§ WHAT NEEDS TO BE DONE
Examine the material below. Gather every line in which the string "with" appears.

## start STORED RECORDS

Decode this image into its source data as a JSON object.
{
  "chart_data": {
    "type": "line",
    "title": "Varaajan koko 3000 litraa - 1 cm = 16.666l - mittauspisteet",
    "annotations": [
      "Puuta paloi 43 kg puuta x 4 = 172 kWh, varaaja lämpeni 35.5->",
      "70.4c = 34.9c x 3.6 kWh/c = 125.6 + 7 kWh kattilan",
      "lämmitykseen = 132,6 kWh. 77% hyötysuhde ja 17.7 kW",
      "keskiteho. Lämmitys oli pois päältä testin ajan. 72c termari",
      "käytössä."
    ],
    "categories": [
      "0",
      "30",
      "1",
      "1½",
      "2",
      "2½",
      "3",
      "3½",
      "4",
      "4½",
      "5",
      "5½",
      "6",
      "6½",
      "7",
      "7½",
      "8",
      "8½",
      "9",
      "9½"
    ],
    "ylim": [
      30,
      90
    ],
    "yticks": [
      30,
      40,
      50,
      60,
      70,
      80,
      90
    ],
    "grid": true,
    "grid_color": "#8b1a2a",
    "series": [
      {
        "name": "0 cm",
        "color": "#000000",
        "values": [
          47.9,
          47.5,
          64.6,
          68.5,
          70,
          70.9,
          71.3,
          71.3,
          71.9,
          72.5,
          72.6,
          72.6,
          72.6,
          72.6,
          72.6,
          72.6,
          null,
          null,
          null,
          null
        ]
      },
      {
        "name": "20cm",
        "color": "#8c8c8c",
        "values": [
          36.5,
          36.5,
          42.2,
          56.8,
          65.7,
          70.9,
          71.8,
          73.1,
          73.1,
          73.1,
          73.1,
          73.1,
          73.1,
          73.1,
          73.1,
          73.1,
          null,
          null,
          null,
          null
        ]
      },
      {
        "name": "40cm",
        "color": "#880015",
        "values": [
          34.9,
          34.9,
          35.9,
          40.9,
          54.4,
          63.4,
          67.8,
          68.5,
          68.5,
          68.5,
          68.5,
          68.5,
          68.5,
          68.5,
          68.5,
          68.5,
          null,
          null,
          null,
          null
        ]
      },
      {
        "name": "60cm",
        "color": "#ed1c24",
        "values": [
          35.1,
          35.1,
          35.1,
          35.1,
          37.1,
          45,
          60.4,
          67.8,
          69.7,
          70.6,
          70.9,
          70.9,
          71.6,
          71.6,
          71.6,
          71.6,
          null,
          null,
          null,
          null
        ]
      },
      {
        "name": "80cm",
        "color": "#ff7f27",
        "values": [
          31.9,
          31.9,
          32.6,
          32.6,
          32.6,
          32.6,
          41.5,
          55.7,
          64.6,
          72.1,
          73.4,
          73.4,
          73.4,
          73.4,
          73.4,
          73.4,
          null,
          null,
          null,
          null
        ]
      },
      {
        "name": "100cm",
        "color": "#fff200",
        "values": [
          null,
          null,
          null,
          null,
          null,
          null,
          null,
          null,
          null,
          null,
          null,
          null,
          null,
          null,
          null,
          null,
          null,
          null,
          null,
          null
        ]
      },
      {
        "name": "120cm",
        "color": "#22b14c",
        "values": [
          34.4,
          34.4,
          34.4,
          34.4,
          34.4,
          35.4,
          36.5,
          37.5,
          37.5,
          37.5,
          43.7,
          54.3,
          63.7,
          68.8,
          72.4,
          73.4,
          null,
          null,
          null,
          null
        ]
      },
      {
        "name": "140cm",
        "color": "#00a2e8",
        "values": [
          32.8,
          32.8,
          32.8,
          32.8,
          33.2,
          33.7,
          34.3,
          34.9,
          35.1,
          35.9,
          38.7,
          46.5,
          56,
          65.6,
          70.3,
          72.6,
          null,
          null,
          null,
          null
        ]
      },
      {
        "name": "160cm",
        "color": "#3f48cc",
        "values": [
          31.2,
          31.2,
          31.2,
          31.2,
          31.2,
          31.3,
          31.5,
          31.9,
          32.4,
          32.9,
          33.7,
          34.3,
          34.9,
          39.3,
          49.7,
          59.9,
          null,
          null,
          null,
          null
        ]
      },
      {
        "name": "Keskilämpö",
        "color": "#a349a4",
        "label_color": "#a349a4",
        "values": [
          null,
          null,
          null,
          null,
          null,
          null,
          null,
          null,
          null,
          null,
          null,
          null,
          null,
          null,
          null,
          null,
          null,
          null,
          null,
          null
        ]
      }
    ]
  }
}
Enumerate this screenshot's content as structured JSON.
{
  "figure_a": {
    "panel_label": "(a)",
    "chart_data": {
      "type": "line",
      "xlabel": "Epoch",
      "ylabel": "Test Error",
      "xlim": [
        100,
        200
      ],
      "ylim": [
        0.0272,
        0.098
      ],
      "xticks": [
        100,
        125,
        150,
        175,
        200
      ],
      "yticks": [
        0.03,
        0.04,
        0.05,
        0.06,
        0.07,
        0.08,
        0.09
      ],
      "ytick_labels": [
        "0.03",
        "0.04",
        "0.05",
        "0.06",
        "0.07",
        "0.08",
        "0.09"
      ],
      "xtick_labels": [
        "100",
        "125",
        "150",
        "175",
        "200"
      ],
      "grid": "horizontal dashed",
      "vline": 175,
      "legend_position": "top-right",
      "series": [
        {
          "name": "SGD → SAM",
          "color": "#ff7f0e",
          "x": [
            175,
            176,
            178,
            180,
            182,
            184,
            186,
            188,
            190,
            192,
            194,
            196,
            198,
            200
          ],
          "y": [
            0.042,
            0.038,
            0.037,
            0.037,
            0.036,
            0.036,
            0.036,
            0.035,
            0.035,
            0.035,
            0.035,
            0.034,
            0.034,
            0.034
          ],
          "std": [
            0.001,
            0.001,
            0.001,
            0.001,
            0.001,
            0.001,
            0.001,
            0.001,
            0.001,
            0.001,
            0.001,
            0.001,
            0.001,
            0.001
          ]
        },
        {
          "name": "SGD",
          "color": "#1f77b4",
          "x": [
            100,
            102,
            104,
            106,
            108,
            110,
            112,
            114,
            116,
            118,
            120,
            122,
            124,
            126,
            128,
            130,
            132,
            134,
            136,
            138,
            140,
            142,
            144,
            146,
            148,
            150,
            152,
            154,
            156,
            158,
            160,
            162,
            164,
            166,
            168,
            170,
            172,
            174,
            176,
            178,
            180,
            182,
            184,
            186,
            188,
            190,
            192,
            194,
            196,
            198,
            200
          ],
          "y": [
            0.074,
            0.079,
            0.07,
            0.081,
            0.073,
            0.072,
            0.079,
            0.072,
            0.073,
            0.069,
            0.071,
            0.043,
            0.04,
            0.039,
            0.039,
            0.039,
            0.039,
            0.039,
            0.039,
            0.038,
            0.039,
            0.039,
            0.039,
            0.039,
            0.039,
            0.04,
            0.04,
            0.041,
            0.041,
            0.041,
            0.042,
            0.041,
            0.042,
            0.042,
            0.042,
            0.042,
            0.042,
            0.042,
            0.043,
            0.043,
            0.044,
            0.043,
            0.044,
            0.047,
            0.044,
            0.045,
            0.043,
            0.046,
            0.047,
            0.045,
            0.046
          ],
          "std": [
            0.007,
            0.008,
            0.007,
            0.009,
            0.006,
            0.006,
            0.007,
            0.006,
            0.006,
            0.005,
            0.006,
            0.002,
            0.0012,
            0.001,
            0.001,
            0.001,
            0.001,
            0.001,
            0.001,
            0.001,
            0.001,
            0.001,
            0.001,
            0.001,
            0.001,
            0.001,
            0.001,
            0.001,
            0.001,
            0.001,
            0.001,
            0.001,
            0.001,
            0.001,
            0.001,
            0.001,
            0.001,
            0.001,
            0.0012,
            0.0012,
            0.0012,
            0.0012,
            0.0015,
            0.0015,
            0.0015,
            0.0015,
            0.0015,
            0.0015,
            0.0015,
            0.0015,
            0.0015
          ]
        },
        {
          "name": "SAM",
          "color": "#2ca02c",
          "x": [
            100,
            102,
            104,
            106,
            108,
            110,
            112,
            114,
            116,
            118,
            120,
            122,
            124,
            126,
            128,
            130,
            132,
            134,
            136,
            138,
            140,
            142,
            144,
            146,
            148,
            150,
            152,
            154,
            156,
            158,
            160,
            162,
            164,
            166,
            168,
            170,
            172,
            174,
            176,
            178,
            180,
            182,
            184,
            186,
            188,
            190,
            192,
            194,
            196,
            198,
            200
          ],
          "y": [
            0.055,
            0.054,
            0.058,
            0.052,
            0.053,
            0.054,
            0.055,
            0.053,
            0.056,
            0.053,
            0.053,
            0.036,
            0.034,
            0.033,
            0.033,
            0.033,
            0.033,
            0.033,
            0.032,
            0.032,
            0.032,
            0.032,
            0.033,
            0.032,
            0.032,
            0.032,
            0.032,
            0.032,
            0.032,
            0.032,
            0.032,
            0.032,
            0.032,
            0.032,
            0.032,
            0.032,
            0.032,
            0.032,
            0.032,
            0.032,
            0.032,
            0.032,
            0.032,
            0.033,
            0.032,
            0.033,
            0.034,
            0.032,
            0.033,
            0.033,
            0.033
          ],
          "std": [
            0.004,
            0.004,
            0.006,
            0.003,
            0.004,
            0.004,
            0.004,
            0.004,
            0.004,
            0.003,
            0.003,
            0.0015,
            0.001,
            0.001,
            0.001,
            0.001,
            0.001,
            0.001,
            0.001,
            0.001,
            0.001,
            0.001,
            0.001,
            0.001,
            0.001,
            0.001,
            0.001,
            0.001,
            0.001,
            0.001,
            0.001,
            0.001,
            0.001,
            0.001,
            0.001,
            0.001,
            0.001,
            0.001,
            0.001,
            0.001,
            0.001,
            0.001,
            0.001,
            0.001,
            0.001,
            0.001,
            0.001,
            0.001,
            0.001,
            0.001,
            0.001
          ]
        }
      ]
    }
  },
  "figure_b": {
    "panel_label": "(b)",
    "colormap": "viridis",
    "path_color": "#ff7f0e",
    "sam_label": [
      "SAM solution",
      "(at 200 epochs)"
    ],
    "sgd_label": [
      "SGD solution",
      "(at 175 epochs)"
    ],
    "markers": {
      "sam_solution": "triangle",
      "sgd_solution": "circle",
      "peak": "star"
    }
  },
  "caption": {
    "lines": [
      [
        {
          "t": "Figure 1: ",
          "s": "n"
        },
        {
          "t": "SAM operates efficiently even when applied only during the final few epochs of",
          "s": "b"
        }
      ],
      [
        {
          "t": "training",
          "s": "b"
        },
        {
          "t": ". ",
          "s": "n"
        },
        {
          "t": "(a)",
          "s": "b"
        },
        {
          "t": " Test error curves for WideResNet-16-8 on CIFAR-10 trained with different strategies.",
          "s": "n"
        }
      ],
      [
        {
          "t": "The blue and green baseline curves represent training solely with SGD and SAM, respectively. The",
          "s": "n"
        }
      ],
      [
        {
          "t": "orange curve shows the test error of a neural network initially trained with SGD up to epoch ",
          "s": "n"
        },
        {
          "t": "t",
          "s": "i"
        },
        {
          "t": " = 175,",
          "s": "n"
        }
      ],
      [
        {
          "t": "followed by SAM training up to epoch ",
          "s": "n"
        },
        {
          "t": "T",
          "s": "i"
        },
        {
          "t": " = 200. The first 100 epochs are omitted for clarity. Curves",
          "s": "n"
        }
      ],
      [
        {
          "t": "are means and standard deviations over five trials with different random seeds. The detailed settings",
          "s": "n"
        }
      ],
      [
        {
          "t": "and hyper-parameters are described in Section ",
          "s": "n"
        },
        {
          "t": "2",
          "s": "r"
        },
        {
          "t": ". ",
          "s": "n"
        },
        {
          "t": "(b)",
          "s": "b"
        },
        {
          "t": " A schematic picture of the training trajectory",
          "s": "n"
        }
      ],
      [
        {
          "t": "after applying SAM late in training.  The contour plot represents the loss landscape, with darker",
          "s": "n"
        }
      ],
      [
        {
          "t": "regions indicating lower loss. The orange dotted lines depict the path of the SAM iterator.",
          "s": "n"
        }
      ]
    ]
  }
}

## end STORED RECORDS

§ TASK RESULT
          "t": " Test error curves for WideResNet-16-8 on CIFAR-10 trained with different strategies.",
          "t": "The blue and green baseline curves represent training solely with SGD and SAM, respectively. The",
          "t": "orange curve shows the test error of a neural network initially trained with SGD up to epoch ",
          "t": "are means and standard deviations over five trials with different random seeds. The detailed settings",
          "t": "after applying SAM late in training.  The contour plot represents the loss landscape, with darker",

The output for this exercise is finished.